■ **WHAT THE TASK REQUIRES**
Copy every line of the data in which the word "text" occurs.

Data entries for graphics:
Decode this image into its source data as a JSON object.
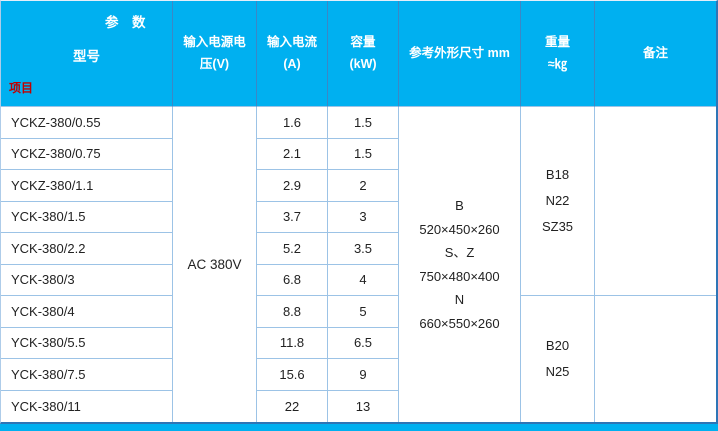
{
  "colors": {
    "header_bg": "#00b0f0",
    "item_label_red": "#c00000",
    "grid_line": "#9cc3e6",
    "outer_border": "#2e75b6",
    "bottom_strip": "#00b0f0"
  },
  "table": {
    "corner": {
      "param_label": "参　数",
      "model_label": "型号",
      "item_label": "项目"
    },
    "col_headers": [
      {
        "line1": "输入电源电",
        "line2": "压(V)"
      },
      {
        "line1": "输入电流",
        "line2": "(A)"
      },
      {
        "line1": "容量",
        "line2": "(kW)"
      },
      {
        "line1": "参考外形尺寸 mm"
      },
      {
        "line1": "重量",
        "line2": "≈㎏"
      },
      {
        "line1": "备注"
      }
    ],
    "voltage_merged": "AC 380V",
    "rows": [
      {
        "model": "YCKZ-380/0.55",
        "input_current_a": "1.6",
        "capacity_kw": "1.5"
      },
      {
        "model": "YCKZ-380/0.75",
        "input_current_a": "2.1",
        "capacity_kw": "1.5"
      },
      {
        "model": "YCKZ-380/1.1",
        "input_current_a": "2.9",
        "capacity_kw": "2"
      },
      {
        "model": "YCK-380/1.5",
        "input_current_a": "3.7",
        "capacity_kw": "3"
      },
      {
        "model": "YCK-380/2.2",
        "input_current_a": "5.2",
        "capacity_kw": "3.5"
      },
      {
        "model": "YCK-380/3",
        "input_current_a": "6.8",
        "capacity_kw": "4"
      },
      {
        "model": "YCK-380/4",
        "input_current_a": "8.8",
        "capacity_kw": "5"
      },
      {
        "model": "YCK-380/5.5",
        "input_current_a": "11.8",
        "capacity_kw": "6.5"
      },
      {
        "model": "YCK-380/7.5",
        "input_current_a": "15.6",
        "capacity_kw": "9"
      },
      {
        "model": "YCK-380/11",
        "input_current_a": "22",
        "capacity_kw": "13"
      }
    ],
    "dimensions": {
      "lines": [
        "B",
        "520×450×260",
        "S、Z",
        "750×480×400",
        "N",
        "660×550×260"
      ]
    },
    "weights": [
      {
        "l1": "B18",
        "l2": "N22",
        "l3": "SZ35"
      },
      {
        "l1": "B20",
        "l2": "N25"
      }
    ],
    "notes": [
      "",
      ""
    ]
  }
}
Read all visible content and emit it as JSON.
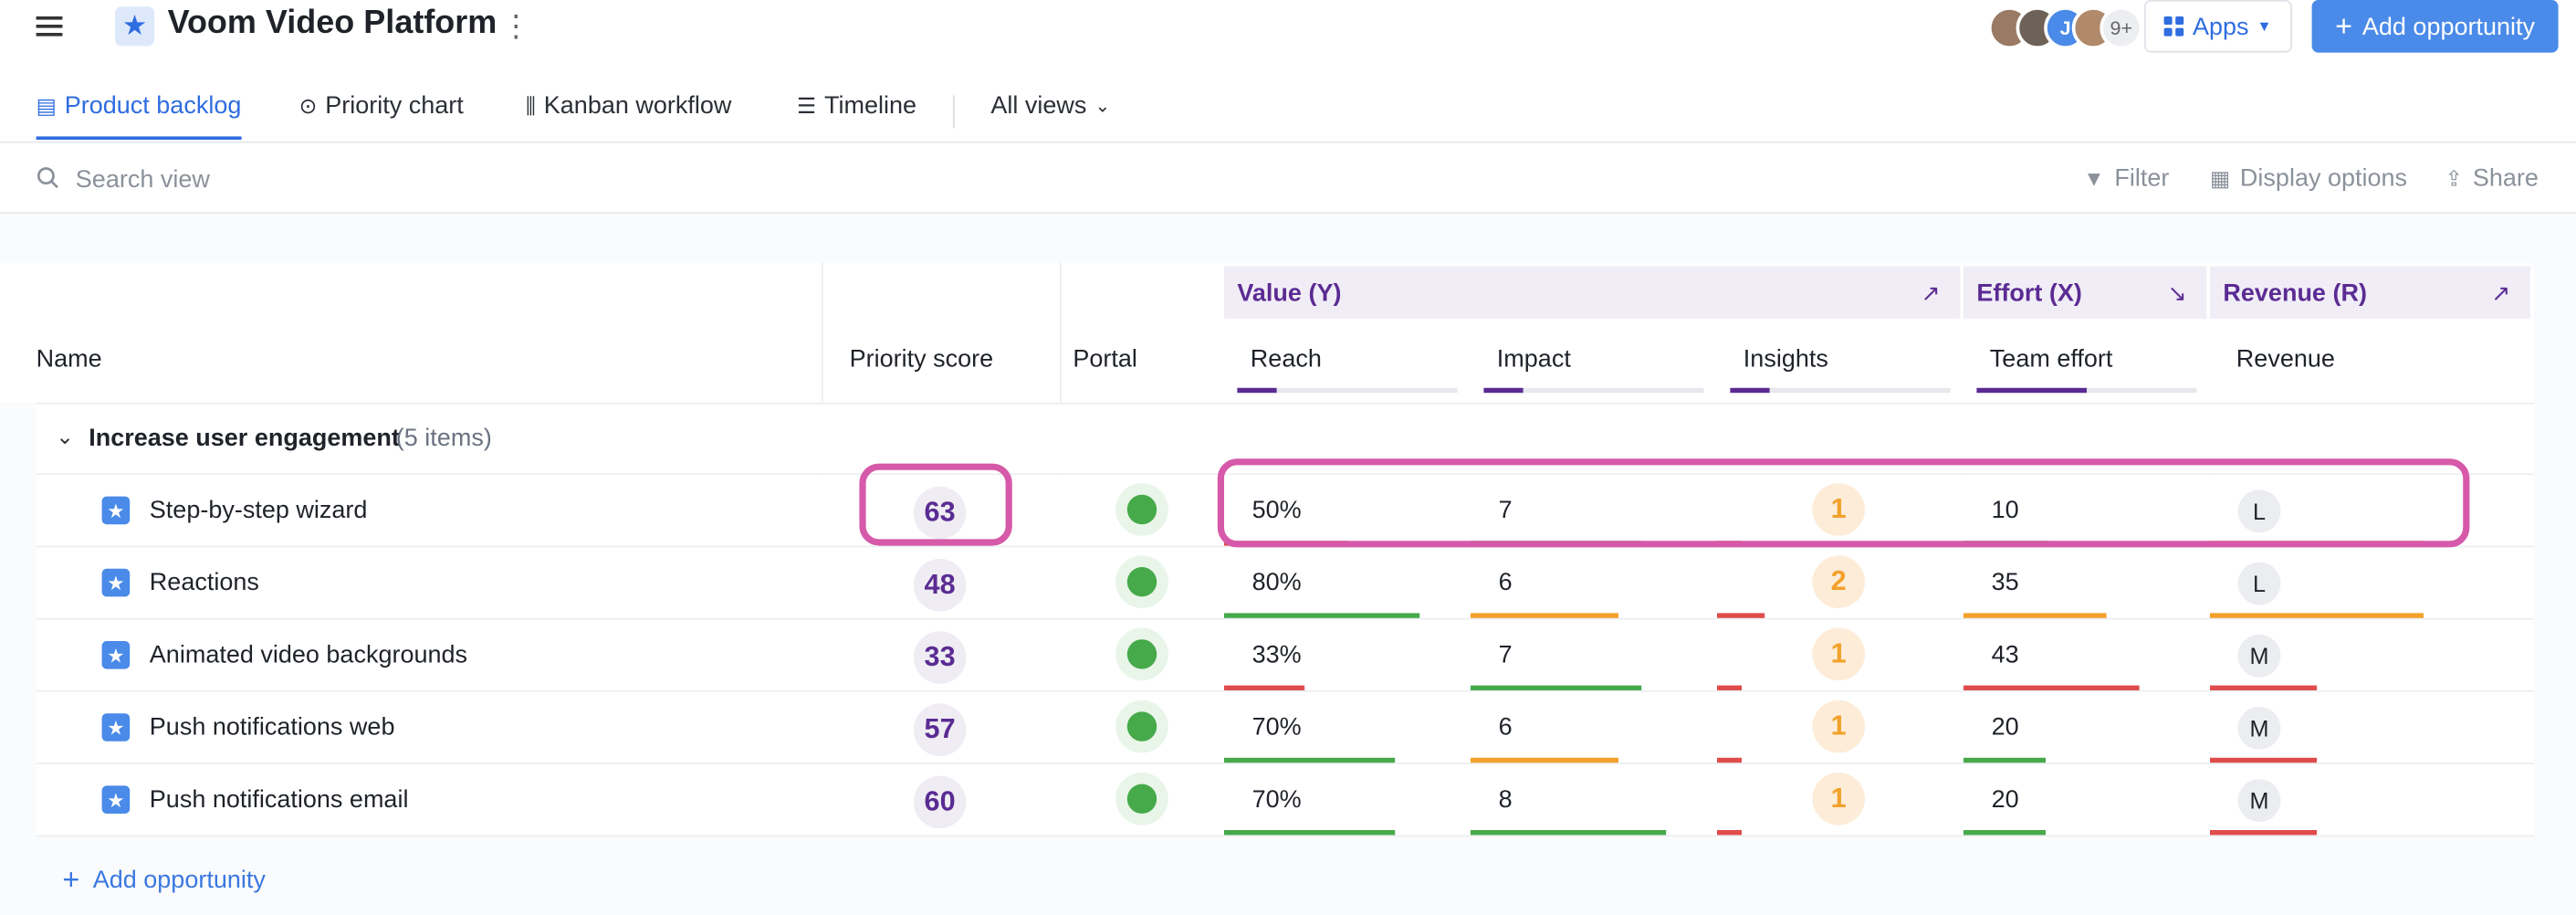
{
  "app": {
    "title": "Voom Video Platform"
  },
  "header": {
    "apps_label": "Apps",
    "add_label": "Add opportunity",
    "avatar_more": "9+"
  },
  "tabs": [
    {
      "label": "Product backlog",
      "active": true
    },
    {
      "label": "Priority chart"
    },
    {
      "label": "Kanban workflow"
    },
    {
      "label": "Timeline"
    },
    {
      "label": "All views"
    }
  ],
  "search": {
    "placeholder": "Search view"
  },
  "toolbar": {
    "filter": "Filter",
    "display": "Display options",
    "share": "Share"
  },
  "groups": {
    "value": "Value (Y)",
    "effort": "Effort (X)",
    "revenue": "Revenue (R)"
  },
  "columns": {
    "name": "Name",
    "score": "Priority score",
    "portal": "Portal",
    "reach": "Reach",
    "impact": "Impact",
    "insights": "Insights",
    "effort": "Team effort",
    "revenue": "Revenue"
  },
  "group_row": {
    "label": "Increase user engagement",
    "count": "(5 items)"
  },
  "rows": [
    {
      "name": "Step-by-step wizard",
      "score": "63",
      "reach": "50%",
      "impact": "7",
      "insights": "1",
      "effort": "10",
      "revenue": "L"
    },
    {
      "name": "Reactions",
      "score": "48",
      "reach": "80%",
      "impact": "6",
      "insights": "2",
      "effort": "35",
      "revenue": "L"
    },
    {
      "name": "Animated video backgrounds",
      "score": "33",
      "reach": "33%",
      "impact": "7",
      "insights": "1",
      "effort": "43",
      "revenue": "M"
    },
    {
      "name": "Push notifications web",
      "score": "57",
      "reach": "70%",
      "impact": "6",
      "insights": "1",
      "effort": "20",
      "revenue": "M"
    },
    {
      "name": "Push notifications email",
      "score": "60",
      "reach": "70%",
      "impact": "8",
      "insights": "1",
      "effort": "20",
      "revenue": "M"
    }
  ],
  "footer": {
    "add_label": "Add opportunity"
  },
  "colors": {
    "accent": "#2f6de0",
    "purple": "#5b2b93",
    "highlight": "#d65aa9",
    "green": "#46a94a",
    "orange": "#f2a12a",
    "red": "#e04b4b"
  }
}
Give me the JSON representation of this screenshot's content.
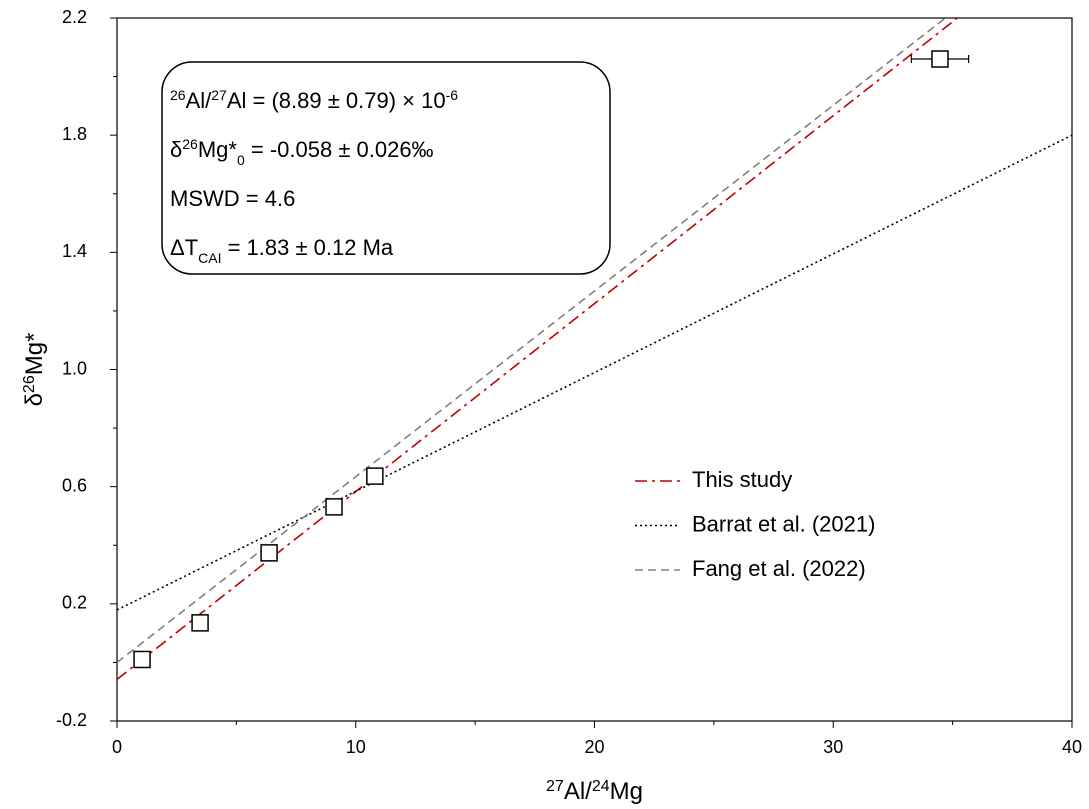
{
  "chart_data": {
    "type": "scatter",
    "xlabel": [
      {
        "sup": "27"
      },
      {
        "text": "Al/"
      },
      {
        "sup": "24"
      },
      {
        "text": "Mg"
      }
    ],
    "ylabel": [
      {
        "text": "δ"
      },
      {
        "sup": "26"
      },
      {
        "text": "Mg*"
      }
    ],
    "xlim": [
      0,
      40
    ],
    "xticks": [
      0,
      10,
      20,
      30,
      40
    ],
    "xminorticks": [
      5,
      15,
      25,
      35
    ],
    "ylim": [
      -0.2,
      2.2
    ],
    "yticks": [
      -0.2,
      0.2,
      0.6,
      {
        "value": 1,
        "label": "1.0"
      },
      1.4,
      1.8,
      2.2
    ],
    "yminorticks": [
      0,
      0.4,
      0.8,
      1.2,
      1.6,
      2
    ],
    "grid": false,
    "points": {
      "marker": "square",
      "color": "#000000",
      "x": [
        1.05,
        3.48,
        6.37,
        9.09,
        10.8,
        34.47
      ],
      "values": [
        0.01,
        0.135,
        0.374,
        0.531,
        0.636,
        2.06
      ],
      "xerr": [
        null,
        null,
        null,
        0.3,
        0.3,
        1.2
      ]
    },
    "series": [
      {
        "name": "This study",
        "color": "#c00000",
        "dash": "dashdot",
        "x": [
          0,
          35.2
        ],
        "values": [
          -0.058,
          2.2
        ]
      },
      {
        "name": "Barrat et al. (2021)",
        "color": "#000000",
        "dash": "dotted",
        "x": [
          0,
          40
        ],
        "values": [
          0.179,
          1.8
        ]
      },
      {
        "name": "Fang et al. (2022)",
        "color": "#808080",
        "dash": "dashed",
        "x": [
          0,
          34.7
        ],
        "values": [
          0,
          2.2
        ]
      }
    ],
    "legend": "lower-right",
    "annotation": [
      [
        {
          "sup": "26"
        },
        {
          "text": "Al/"
        },
        {
          "sup": "27"
        },
        {
          "text": "Al = (8.89 ± 0.79) × 10"
        },
        {
          "sup": "-6"
        }
      ],
      [
        {
          "text": "δ"
        },
        {
          "sup": "26"
        },
        {
          "text": "Mg*"
        },
        {
          "sub": "0"
        },
        {
          "text": " = -0.058 ± 0.026‰"
        }
      ],
      [
        {
          "text": "MSWD = 4.6"
        }
      ],
      [
        {
          "text": "ΔT"
        },
        {
          "sub": "CAI"
        },
        {
          "text": " = 1.83 ± 0.12 Ma"
        }
      ]
    ]
  }
}
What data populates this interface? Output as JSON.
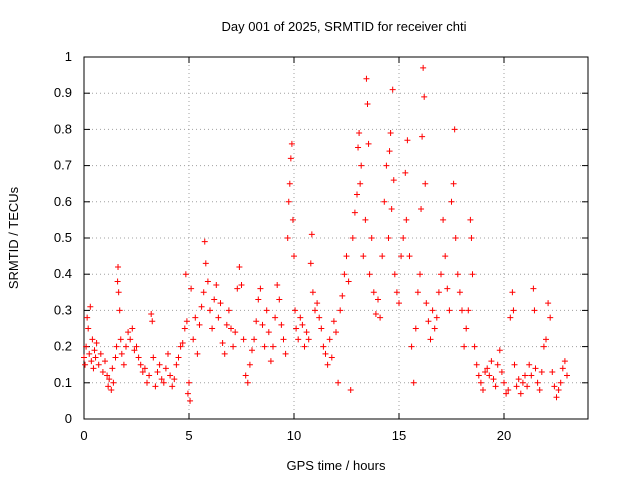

■ **CORRECT RESULT**
        "text": "Al/"
        "text": "Mg"
        "text": "δ"
        "text": "Mg*"
          "text": "Al/"
          "text": "Al = (8.89 ± 0.79) × 10"
          "text": "δ"
          "text": "Mg*"
          "text": " = -0.058 ± 0.026‰"
          "text": "MSWD = 4.6"
          "text": "ΔT"
          "text": " = 1.83 ± 0.12 Ma"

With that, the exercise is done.